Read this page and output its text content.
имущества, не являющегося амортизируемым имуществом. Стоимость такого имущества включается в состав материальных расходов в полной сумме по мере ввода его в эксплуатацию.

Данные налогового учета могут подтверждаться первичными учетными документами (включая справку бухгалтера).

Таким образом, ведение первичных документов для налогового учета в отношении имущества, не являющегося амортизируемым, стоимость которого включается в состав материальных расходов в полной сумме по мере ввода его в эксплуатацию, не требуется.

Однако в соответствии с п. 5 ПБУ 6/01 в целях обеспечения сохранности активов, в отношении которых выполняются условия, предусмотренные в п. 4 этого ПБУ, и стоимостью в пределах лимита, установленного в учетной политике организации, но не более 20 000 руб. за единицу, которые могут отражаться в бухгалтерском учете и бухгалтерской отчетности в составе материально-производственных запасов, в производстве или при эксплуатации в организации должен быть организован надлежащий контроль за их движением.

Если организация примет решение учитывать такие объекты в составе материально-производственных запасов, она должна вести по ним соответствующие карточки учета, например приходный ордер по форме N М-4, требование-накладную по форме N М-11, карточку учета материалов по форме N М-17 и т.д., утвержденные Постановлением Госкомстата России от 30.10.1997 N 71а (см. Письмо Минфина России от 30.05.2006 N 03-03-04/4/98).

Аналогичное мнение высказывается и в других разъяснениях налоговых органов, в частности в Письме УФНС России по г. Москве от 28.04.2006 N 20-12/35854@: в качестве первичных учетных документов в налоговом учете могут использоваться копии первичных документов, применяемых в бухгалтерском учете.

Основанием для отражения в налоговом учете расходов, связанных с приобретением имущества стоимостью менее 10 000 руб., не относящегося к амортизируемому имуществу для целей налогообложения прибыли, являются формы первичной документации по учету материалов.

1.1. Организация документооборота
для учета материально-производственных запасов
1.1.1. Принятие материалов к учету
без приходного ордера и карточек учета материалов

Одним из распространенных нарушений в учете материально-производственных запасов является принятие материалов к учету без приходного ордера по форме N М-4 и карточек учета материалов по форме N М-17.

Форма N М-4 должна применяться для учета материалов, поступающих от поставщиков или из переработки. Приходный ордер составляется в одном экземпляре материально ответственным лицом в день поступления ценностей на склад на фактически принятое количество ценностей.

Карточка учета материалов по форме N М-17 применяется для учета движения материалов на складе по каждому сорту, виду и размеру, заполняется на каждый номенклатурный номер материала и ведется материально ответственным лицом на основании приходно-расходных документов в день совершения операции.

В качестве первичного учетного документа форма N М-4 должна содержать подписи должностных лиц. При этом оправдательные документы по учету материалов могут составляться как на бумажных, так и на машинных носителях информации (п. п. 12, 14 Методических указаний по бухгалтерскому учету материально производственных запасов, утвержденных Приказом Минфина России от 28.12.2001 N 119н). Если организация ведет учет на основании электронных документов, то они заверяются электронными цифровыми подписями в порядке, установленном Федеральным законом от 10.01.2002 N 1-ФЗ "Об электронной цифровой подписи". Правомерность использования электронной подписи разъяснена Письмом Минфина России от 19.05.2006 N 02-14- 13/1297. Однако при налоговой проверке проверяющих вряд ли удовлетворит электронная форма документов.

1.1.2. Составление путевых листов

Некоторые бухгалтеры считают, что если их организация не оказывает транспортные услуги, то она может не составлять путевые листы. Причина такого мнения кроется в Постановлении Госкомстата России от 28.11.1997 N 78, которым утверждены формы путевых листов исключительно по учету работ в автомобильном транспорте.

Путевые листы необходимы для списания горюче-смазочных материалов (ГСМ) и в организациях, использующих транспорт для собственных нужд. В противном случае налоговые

* REQUIREMENTS:
In the listing, find all lines with the string "приходного" and copy them.

* FULL SOLUTION:
без приходного ордера и карточек учета материалов
Одним из распространенных нарушений в учете материально-производственных запасов является принятие материалов к учету без приходного ордера по форме N М-4 и карточек учета материалов по форме N М-17.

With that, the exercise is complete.